#### Tasks to carry out
- 1) Reproduce, verbatim, the stretch of the passage on model retraining from "You can retrain" through "is time consuming.".
- 2) Write the next portion of the passage on retraining a machine learning model, beginning after its final sentence.

#### Selected passage
++++

Retraining a model is a necessary step in a model conception. What do I do if new data is available to me ? What do I do if my model shows lower prediction performances compared to the time I trained and tested it ?
Suppose that you want to improve your model performances after some period of time. You have two main possibilities :
You can readjust hyperparameters, change the pipeline, change the model architecture etc. In a nutshell, you can modify your model to have a new version, more or less close to the former one, which has better performance.
You can retrain your model on a new dataset.
Changing your model architecture or hyper-parameters will change its ability to learn information in your data. If the data distribution is complex and that your model is too simple to catch this complexity, it is necessary to focus on the model engineering. It is a good leverage to improve your model performance, and it is sometimes necessary; but it is time consuming.
Now let’s suppose that you have a classification problem and that you have the Bayes Classifier, ie, the theoretically best classifier. The model will learn from the data that you give to it. If the data carry very poor information or if your dataset doesn’t represent the true data distribution, it will have very poor prediction performances, even if it is the best classifier. Acting on the dataset to retrain your model is today underestimated and yet very important. Machine learning algorithms learn from data, improving your training dataset will improve your model performances. Bad data leads to bad performances. Kili Technology helps you to handle your dataset : assets and annotations. We provide a platform to fasten your annotations and enhance your dataset.
In this blog article, we will focus on the second leverage to improve your model performance : retraining it with a new dataset. But how to choose this new dataset ? The way to choose your new dataset will depend on the following question that you need to ask yourself : Why do I want to retrain my model?
In this article, we will focus on three reasons that cover a lot of cases :
First Case : The data I used to train my model does not represent well the current effect that I am trying to model anymore
Second case : The model has a high variance
Third case : The model achieve bad performances on some specific data
Depending on the different cases, we will see what are the actions to take to create a new training dataset to retrain the model.

++++

#### Supplied records
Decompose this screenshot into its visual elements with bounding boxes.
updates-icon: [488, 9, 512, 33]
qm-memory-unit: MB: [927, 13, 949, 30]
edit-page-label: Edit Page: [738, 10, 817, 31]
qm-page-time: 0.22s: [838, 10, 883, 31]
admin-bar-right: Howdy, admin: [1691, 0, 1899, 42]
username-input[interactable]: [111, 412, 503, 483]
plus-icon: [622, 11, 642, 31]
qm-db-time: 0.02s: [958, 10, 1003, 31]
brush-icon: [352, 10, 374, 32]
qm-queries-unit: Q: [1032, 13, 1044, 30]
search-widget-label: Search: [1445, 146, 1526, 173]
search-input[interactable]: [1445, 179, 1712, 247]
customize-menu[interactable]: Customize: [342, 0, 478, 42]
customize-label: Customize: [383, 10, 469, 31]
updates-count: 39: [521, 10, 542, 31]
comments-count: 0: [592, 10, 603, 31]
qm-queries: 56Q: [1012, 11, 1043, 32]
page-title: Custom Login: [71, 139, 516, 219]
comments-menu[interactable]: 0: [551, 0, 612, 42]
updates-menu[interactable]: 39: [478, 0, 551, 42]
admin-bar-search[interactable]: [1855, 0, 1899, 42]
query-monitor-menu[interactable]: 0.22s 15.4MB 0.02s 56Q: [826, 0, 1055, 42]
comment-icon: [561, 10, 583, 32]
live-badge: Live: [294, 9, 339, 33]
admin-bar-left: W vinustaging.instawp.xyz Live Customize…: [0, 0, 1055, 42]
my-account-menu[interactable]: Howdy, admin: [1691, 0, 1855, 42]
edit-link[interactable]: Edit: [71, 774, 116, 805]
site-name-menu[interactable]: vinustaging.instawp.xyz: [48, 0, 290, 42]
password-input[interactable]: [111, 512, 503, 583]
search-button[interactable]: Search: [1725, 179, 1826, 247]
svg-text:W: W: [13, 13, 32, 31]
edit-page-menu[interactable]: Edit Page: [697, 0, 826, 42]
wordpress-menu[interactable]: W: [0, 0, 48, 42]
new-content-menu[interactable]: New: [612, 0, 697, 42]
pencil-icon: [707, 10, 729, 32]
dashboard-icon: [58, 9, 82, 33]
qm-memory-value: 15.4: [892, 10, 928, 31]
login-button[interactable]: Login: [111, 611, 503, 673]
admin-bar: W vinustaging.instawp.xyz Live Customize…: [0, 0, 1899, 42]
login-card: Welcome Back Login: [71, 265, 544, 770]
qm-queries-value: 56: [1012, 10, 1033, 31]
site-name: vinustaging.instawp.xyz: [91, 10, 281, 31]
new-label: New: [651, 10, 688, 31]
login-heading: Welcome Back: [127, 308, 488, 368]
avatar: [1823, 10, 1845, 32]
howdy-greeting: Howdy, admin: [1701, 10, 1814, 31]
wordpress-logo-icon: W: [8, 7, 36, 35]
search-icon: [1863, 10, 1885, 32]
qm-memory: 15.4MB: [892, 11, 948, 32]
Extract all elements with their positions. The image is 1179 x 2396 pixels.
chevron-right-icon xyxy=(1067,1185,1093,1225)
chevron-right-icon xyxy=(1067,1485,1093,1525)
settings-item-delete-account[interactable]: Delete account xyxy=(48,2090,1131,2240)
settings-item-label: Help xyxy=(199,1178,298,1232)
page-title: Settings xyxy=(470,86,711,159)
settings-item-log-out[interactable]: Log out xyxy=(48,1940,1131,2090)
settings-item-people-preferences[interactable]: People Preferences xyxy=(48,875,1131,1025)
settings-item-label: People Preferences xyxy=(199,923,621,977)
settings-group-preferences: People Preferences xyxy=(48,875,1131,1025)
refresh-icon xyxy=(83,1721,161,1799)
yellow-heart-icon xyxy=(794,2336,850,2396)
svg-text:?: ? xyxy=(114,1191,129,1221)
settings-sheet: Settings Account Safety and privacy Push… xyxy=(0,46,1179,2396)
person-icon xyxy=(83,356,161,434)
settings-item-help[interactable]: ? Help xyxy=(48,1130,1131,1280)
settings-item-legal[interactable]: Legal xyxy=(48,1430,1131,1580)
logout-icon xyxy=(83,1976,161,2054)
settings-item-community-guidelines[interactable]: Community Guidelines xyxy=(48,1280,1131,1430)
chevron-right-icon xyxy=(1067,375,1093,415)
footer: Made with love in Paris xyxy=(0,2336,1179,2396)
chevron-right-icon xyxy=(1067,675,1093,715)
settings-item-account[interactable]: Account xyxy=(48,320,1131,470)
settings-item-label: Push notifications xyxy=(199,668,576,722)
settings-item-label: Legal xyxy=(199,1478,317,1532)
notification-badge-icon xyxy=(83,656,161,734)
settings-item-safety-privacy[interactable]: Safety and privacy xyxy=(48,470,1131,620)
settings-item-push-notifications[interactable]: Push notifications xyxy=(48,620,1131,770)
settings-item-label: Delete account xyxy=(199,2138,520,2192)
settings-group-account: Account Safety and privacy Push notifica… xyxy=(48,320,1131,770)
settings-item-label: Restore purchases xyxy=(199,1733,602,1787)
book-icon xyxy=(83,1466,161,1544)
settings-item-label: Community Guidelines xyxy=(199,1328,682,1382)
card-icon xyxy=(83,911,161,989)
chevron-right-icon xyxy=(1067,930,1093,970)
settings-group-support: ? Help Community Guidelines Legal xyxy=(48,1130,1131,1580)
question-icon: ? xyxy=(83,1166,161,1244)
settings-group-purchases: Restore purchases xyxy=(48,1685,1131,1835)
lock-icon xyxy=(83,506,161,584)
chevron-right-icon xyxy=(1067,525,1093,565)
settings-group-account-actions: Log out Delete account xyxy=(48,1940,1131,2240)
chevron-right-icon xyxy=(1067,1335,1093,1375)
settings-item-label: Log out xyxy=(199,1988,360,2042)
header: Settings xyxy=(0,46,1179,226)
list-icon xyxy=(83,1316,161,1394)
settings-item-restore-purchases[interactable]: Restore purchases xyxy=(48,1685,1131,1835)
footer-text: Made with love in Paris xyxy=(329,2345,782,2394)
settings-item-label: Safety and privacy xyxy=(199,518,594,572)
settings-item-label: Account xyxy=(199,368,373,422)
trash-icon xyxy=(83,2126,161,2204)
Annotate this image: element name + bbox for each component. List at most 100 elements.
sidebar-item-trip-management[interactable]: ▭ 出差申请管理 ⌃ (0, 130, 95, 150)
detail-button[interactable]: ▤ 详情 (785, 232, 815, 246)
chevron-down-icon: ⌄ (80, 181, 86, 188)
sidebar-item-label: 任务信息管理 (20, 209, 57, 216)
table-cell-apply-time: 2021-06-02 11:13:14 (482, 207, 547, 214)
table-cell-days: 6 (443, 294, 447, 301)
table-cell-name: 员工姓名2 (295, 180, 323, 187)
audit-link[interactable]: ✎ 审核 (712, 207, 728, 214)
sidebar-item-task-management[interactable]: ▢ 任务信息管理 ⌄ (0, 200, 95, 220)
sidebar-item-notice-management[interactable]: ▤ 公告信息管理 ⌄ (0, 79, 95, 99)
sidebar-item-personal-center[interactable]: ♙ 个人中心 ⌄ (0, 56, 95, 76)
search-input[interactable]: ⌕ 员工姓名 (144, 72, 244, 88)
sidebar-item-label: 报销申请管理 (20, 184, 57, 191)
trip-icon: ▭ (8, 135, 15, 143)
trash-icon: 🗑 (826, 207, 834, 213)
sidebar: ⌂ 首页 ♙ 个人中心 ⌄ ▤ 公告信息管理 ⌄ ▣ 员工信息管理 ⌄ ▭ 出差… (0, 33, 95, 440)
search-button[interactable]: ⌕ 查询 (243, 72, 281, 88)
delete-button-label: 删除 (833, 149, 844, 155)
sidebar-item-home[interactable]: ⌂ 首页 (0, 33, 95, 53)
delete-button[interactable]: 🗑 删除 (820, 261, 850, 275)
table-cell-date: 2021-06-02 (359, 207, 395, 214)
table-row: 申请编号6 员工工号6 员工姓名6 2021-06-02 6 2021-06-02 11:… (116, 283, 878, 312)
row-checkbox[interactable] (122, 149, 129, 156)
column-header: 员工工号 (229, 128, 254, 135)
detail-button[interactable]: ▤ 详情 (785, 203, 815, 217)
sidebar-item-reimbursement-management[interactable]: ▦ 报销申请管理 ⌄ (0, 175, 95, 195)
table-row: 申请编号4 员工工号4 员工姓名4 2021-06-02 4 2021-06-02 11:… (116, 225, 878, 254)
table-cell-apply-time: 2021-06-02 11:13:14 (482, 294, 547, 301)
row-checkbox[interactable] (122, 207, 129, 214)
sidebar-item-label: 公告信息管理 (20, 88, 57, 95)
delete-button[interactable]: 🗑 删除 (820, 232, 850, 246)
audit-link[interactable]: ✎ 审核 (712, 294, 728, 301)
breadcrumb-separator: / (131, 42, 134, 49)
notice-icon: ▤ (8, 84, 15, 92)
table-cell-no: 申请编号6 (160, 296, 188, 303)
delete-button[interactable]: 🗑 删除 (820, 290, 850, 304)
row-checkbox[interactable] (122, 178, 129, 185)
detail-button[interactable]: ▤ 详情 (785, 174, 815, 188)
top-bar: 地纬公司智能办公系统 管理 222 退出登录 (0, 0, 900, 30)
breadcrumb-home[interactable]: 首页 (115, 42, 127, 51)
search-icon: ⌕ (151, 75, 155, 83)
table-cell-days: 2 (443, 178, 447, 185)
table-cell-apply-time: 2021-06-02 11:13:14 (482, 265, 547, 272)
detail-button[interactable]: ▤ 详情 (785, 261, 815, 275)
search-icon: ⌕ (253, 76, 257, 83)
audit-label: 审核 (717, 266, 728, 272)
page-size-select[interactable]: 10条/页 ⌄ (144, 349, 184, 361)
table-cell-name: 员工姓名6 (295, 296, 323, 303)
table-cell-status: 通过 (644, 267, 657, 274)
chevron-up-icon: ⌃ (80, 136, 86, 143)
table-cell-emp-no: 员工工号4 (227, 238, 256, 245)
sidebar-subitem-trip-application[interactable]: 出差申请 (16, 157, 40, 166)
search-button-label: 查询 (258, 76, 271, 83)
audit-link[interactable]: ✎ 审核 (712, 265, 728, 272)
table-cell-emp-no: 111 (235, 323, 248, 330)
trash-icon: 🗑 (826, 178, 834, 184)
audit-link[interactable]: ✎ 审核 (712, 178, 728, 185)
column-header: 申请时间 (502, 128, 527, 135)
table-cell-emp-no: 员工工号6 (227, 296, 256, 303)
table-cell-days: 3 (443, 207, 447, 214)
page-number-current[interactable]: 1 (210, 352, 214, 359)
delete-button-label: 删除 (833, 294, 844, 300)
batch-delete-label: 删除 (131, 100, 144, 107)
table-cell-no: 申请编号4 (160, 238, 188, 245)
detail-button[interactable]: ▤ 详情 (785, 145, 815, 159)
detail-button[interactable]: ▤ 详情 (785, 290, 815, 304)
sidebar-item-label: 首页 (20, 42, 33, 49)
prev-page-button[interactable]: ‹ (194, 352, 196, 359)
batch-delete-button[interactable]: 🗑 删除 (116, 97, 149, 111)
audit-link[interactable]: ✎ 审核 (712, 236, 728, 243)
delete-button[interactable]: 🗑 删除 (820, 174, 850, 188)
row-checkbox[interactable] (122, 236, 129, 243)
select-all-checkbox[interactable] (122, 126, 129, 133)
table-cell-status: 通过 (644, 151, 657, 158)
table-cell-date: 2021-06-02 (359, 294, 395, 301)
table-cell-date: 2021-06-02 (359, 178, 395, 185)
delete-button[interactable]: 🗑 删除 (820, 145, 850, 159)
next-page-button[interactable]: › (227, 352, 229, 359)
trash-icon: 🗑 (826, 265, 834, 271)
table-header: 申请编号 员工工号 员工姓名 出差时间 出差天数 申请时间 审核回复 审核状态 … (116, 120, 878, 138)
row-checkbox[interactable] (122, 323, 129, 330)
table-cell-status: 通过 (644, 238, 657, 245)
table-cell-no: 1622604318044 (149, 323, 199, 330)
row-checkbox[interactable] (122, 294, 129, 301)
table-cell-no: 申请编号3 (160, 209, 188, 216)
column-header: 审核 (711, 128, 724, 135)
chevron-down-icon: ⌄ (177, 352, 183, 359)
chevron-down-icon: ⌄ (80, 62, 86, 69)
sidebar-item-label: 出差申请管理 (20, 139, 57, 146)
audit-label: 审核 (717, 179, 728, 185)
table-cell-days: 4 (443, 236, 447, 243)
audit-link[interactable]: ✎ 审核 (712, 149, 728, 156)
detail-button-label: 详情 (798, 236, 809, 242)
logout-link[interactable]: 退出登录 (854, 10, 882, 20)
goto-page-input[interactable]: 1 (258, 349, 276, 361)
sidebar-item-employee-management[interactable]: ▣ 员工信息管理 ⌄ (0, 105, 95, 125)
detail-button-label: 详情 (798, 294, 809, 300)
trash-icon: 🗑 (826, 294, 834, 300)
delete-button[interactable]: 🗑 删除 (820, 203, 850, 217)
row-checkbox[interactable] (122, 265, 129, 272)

++++

#### Answers for the exercise
- 1)
You can retrain your model on a new dataset.
Changing your model architecture or hyper-parameters will change its ability to learn information in your data. If the data distribution is complex and that your model is too simple to catch this complexity, it is necessary to focus on the model engineering. It is a good leverage to improve your model performance, and it is sometimes necessary; but it is time consuming.

- 2)
First Case: The data I used to train my model does not represent well the current effect that I am trying to model anymore
When you develop a machine learning model, most of the time, you make the assumption that your probability distribution doesn’t change over time. This is generally a simplification assumption : the world evolves and most environments that you are trying to model are not stationary. If the data distribution changes too much, the model that you have trained on old data won’t be able to predict as accurately as before the new environment. This phenomenon of non-stationary distribution is called concept drift. In this article, we won’t deal with the question of detecting a concept drift, we rather encourage you to read the article “How To Monitor Machine Learning Models In Production? “ if you are not confident with such an important question.
Now let’s suppose that you consider that it is time to retrain your model because its performance decreased below your criteria level because of concept drift. What dataset should you use to retrain your model ? Should you use only new data ? Do you keep old data ?
Suppose that you index your data with their creation date. A first method is to use a fixed window size for your dataset, which means, for example, selecting the 6 last months for each retraining. The size of the window should be chosen carefully according to your environment. On one hand, If the environment is very versatile, you may choose a small window. On the other hand, if the environment is a slow evolving one, you can opt for a wider window. This method is an easy one but might be too simple for a complex environment.
An alternative to this method is dynamic window size : at each retraining you split your dataset in train/test, your test dataset is the last data that you have and the previous data is your training dataset. On your training data, you do a grid search to optimize what are the last N months of data that give the best performances. This is mainly relevant if you have new data coming periodically.
If you are in the case where you rarely get data but in a bigger amount, in a more discrete temporality you can also perform such a validation to choose your training dataset. Imagine that you trained your model on a dataset of 5000 assets that you have at the time and that now 1000 new data are available to you. You can try to take these 1000 new data (as they are new and thus more valuable) and a part alpha of randomly selected data from the old dataset. Then, you can do a cross validation to optimize this parameter alpha to have the best performance on your test data.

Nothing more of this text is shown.